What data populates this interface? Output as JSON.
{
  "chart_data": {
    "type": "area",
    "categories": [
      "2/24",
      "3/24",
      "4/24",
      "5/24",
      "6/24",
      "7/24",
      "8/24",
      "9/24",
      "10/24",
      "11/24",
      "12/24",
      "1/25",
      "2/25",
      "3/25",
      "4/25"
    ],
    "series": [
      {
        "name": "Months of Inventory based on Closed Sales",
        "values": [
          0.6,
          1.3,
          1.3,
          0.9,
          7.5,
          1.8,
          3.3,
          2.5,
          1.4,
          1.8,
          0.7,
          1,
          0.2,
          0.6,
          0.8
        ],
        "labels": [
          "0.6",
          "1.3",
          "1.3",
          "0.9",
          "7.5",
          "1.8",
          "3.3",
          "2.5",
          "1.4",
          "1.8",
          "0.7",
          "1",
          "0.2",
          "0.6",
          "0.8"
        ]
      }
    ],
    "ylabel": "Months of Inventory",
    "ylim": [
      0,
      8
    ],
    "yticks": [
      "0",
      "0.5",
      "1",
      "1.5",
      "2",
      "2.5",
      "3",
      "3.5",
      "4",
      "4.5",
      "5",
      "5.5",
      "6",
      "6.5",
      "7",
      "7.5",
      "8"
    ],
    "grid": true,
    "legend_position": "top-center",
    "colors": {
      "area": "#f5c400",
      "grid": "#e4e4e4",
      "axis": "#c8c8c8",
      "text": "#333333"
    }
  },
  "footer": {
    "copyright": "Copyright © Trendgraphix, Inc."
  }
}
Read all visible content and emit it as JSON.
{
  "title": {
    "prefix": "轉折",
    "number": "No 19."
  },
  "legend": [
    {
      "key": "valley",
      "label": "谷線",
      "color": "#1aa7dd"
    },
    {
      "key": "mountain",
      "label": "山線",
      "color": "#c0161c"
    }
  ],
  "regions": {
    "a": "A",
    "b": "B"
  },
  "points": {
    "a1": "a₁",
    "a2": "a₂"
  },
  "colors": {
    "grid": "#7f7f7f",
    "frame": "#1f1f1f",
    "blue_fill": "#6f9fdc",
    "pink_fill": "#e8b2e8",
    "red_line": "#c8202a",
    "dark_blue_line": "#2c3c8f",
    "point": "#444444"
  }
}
+---+
◆ **Task statement**
Only a number is wanted: how many lines of the material above hold "Inventory"?

◆ **Answer in full**
2